GIVEN REQUEST: Below are the records; copy each line in them that holds the word "causally".

EXERCISE INPUTS:
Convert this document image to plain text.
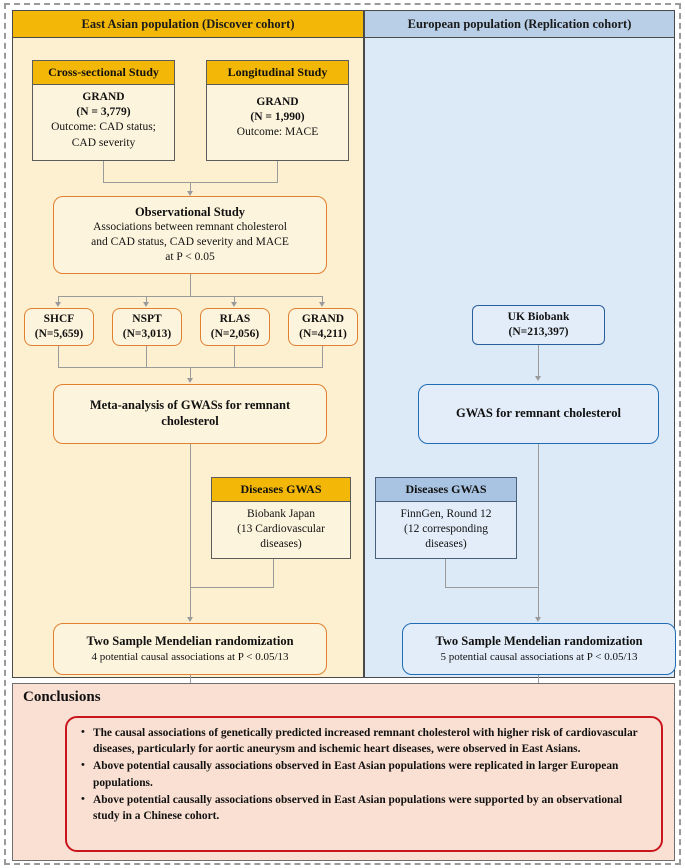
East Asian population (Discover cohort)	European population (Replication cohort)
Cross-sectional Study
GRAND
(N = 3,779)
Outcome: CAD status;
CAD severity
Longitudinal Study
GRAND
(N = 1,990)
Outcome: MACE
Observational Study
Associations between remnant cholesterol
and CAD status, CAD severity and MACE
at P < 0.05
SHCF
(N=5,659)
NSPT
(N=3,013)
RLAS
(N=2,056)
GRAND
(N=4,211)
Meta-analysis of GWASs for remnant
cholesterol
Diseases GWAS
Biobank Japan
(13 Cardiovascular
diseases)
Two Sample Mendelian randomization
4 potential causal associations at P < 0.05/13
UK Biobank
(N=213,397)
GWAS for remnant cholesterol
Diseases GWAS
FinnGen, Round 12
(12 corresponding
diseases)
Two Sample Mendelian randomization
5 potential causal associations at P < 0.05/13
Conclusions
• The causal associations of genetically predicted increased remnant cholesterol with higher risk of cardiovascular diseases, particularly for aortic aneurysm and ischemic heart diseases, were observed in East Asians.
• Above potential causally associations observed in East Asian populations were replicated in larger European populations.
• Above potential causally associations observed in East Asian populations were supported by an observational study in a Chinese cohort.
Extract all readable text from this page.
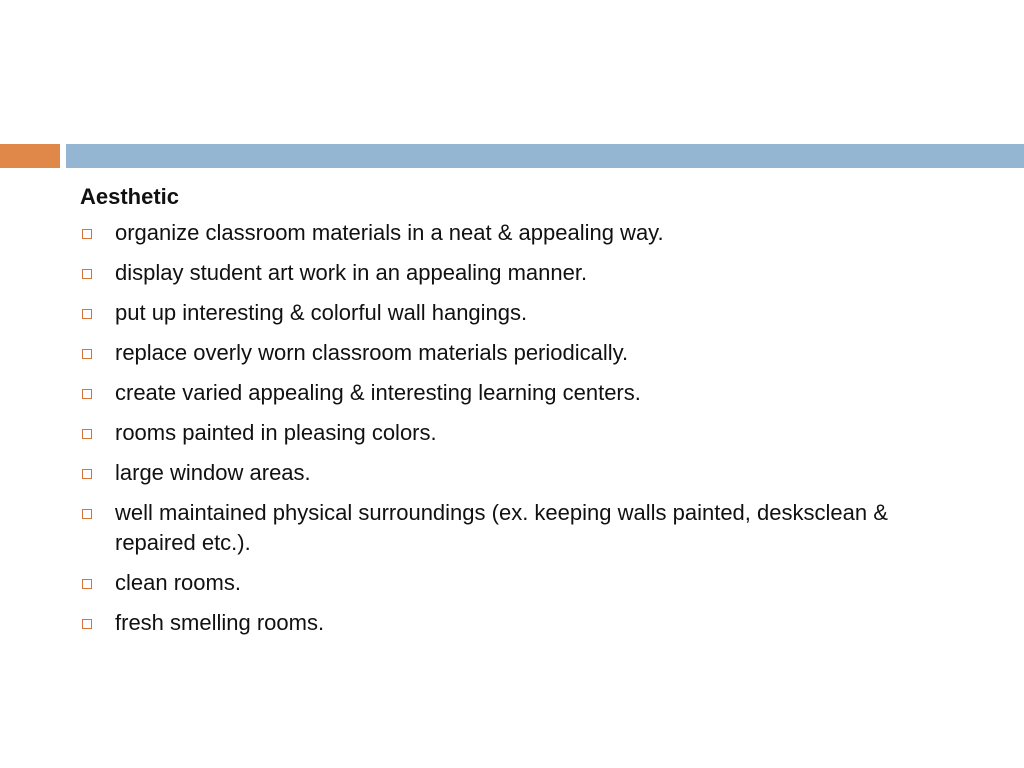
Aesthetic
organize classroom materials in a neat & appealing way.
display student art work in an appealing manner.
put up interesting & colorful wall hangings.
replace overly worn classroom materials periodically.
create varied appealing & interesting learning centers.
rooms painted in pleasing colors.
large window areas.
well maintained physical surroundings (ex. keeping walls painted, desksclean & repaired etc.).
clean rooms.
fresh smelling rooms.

* * *

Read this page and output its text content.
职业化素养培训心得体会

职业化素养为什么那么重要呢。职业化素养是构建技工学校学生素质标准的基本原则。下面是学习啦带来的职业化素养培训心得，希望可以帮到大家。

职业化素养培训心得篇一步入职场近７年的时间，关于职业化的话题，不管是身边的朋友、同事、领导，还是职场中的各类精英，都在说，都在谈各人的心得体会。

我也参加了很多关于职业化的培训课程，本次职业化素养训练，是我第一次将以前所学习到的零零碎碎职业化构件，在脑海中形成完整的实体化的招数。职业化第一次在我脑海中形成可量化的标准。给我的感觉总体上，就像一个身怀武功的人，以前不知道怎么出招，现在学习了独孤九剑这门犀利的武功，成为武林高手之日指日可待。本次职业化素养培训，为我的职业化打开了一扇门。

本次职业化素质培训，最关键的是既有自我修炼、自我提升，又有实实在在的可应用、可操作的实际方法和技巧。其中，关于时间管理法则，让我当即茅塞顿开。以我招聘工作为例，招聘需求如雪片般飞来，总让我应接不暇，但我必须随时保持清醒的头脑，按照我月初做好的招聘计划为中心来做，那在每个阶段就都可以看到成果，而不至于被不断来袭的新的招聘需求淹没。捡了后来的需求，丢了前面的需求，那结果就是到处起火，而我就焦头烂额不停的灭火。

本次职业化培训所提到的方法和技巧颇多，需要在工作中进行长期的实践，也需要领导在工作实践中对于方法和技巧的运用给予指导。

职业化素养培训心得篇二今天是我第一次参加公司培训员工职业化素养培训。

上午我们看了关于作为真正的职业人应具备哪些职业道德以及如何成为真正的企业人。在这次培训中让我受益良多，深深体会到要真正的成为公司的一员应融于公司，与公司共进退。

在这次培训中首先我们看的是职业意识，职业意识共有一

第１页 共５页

WRITTEN SOLUTION:
• Above potential causally associations observed in East Asian populations were replicated in larger European populations.
• Above potential causally associations observed in East Asian populations were supported by an observational study in a Chinese cohort.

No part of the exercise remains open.